--- MATERIAL FOR THIS EXERCISE ---
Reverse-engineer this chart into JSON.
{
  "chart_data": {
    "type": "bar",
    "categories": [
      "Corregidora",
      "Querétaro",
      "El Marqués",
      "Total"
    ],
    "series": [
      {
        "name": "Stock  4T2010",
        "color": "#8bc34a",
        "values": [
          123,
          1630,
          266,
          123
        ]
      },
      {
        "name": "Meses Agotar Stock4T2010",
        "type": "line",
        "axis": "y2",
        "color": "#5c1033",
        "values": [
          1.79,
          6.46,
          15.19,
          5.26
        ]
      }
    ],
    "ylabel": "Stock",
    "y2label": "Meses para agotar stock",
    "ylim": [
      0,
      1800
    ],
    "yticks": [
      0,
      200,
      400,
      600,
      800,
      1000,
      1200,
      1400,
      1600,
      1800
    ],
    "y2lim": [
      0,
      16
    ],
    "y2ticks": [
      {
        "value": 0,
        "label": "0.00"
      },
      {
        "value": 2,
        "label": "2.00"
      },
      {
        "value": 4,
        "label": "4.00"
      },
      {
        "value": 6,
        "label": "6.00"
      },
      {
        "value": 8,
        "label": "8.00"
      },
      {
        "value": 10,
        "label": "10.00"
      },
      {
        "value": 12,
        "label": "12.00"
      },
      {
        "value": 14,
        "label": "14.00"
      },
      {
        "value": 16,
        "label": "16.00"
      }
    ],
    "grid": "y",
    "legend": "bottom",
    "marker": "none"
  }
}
---
→ OBJECTIVE: Please quote the records above exactly, without skipping a line.

→ COMPLETE RESPONSE:
Reverse-engineer this chart into JSON.
{
  "chart_data": {
    "type": "bar",
    "categories": [
      "Corregidora",
      "Querétaro",
      "El Marqués",
      "Total"
    ],
    "series": [
      {
        "name": "Stock  4T2010",
        "color": "#8bc34a",
        "values": [
          123,
          1630,
          266,
          123
        ]
      },
      {
        "name": "Meses Agotar Stock4T2010",
        "type": "line",
        "axis": "y2",
        "color": "#5c1033",
        "values": [
          1.79,
          6.46,
          15.19,
          5.26
        ]
      }
    ],
    "ylabel": "Stock",
    "y2label": "Meses para agotar stock",
    "ylim": [
      0,
      1800
    ],
    "yticks": [
      0,
      200,
      400,
      600,
      800,
      1000,
      1200,
      1400,
      1600,
      1800
    ],
    "y2lim": [
      0,
      16
    ],
    "y2ticks": [
      {
        "value": 0,
        "label": "0.00"
      },
      {
        "value": 2,
        "label": "2.00"
      },
      {
        "value": 4,
        "label": "4.00"
      },
      {
        "value": 6,
        "label": "6.00"
      },
      {
        "value": 8,
        "label": "8.00"
      },
      {
        "value": 10,
        "label": "10.00"
      },
      {
        "value": 12,
        "label": "12.00"
      },
      {
        "value": 14,
        "label": "14.00"
      },
      {
        "value": 16,
        "label": "16.00"
      }
    ],
    "grid": "y",
    "legend": "bottom",
    "marker": "none"
  }
}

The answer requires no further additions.